TASK GOAL
Reproduce exactly the lines from the one containing "Read out every word on this page." through the last line of the records below, both included. Leave out any pictures.
========
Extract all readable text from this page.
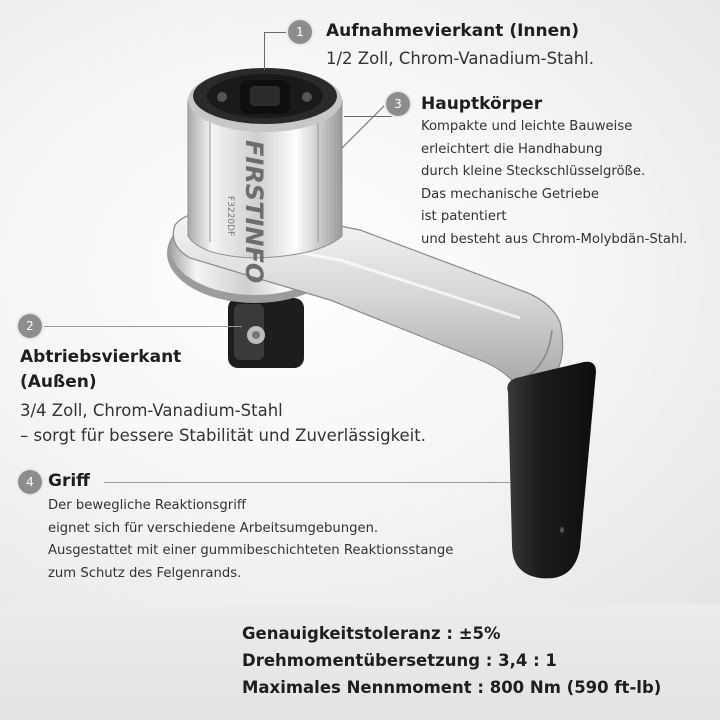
FIRSTINFO
F3220DF
1	Aufnahmevierkant (Innen)
1/2 Zoll, Chrom-Vanadium-Stahl.
3	Hauptkörper
Kompakte und leichte Bauweise
erleichtert die Handhabung
durch kleine Steckschlüsselgröße.
Das mechanische Getriebe
ist patentiert
und besteht aus Chrom-Molybdän-Stahl.
2
Abtriebsvierkant
(Außen)
3/4 Zoll, Chrom-Vanadium-Stahl
– sorgt für bessere Stabilität und Zuverlässigkeit.
4 Griff
Der bewegliche Reaktionsgriff
eignet sich für verschiedene Arbeitsumgebungen.
Ausgestattet mit einer gummibeschichteten Reaktionsstange
zum Schutz des Felgenrands.
Genauigkeitstoleranz : ±5%
Drehmomentübersetzung : 3,4 : 1
Maximales Nennmoment : 800 Nm (590 ft-lb)
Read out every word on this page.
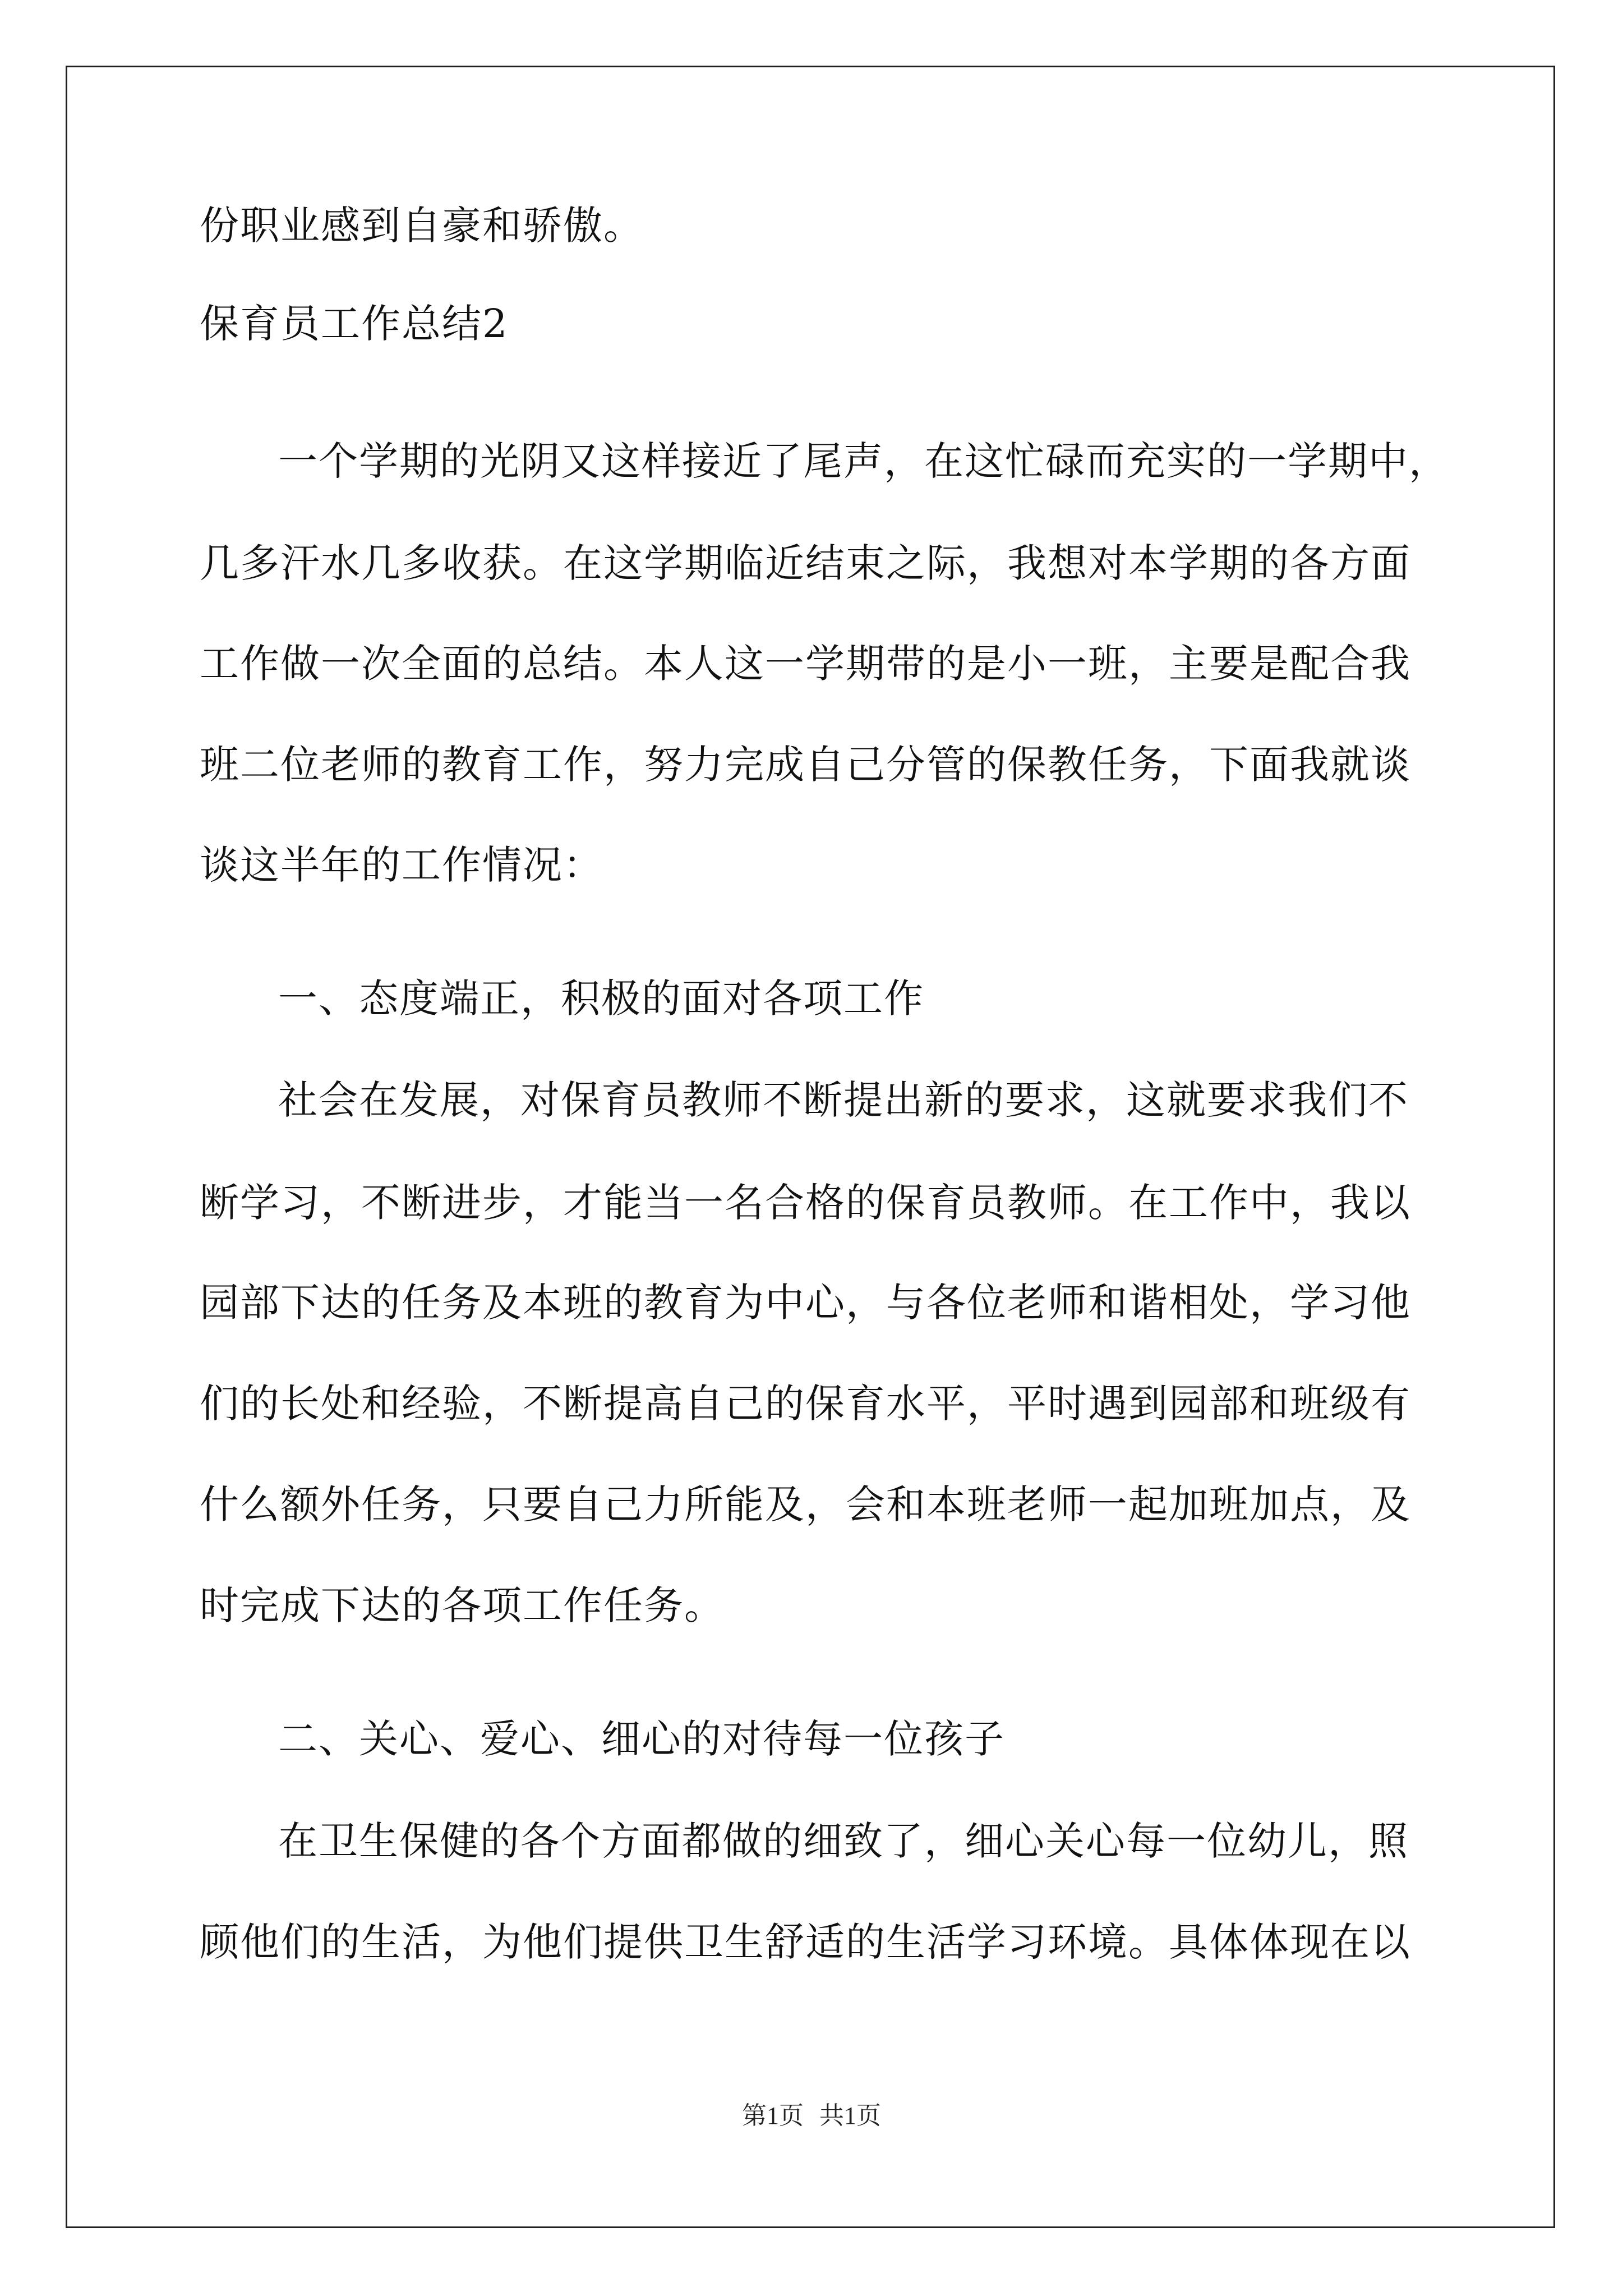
份职业感到自豪和骄傲。
保育员工作总结2
一个学期的光阴又这样接近了尾声，在这忙碌而充实的一学期中，
几多汗水几多收获。在这学期临近结束之际，我想对本学期的各方面
工作做一次全面的总结。本人这一学期带的是小一班，主要是配合我
班二位老师的教育工作，努力完成自己分管的保教任务，下面我就谈
谈这半年的工作情况：
一、态度端正，积极的面对各项工作
社会在发展，对保育员教师不断提出新的要求，这就要求我们不
断学习，不断进步，才能当一名合格的保育员教师。在工作中，我以
园部下达的任务及本班的教育为中心，与各位老师和谐相处，学习他
们的长处和经验，不断提高自己的保育水平，平时遇到园部和班级有
什么额外任务，只要自己力所能及，会和本班老师一起加班加点，及
时完成下达的各项工作任务。
二、关心、爱心、细心的对待每一位孩子
在卫生保健的各个方面都做的细致了，细心关心每一位幼儿，照
顾他们的生活，为他们提供卫生舒适的生活学习环境。具体体现在以
第1页 共1页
========
COMPLETED EXERCISE
Read out every word on this page.
份职业感到自豪和骄傲。
保育员工作总结2
一个学期的光阴又这样接近了尾声，在这忙碌而充实的一学期中，
几多汗水几多收获。在这学期临近结束之际，我想对本学期的各方面
工作做一次全面的总结。本人这一学期带的是小一班，主要是配合我
班二位老师的教育工作，努力完成自己分管的保教任务，下面我就谈
谈这半年的工作情况：
一、态度端正，积极的面对各项工作
社会在发展，对保育员教师不断提出新的要求，这就要求我们不
断学习，不断进步，才能当一名合格的保育员教师。在工作中，我以
园部下达的任务及本班的教育为中心，与各位老师和谐相处，学习他
们的长处和经验，不断提高自己的保育水平，平时遇到园部和班级有
什么额外任务，只要自己力所能及，会和本班老师一起加班加点，及
时完成下达的各项工作任务。
二、关心、爱心、细心的对待每一位孩子
在卫生保健的各个方面都做的细致了，细心关心每一位幼儿，照
顾他们的生活，为他们提供卫生舒适的生活学习环境。具体体现在以
第1页 共1页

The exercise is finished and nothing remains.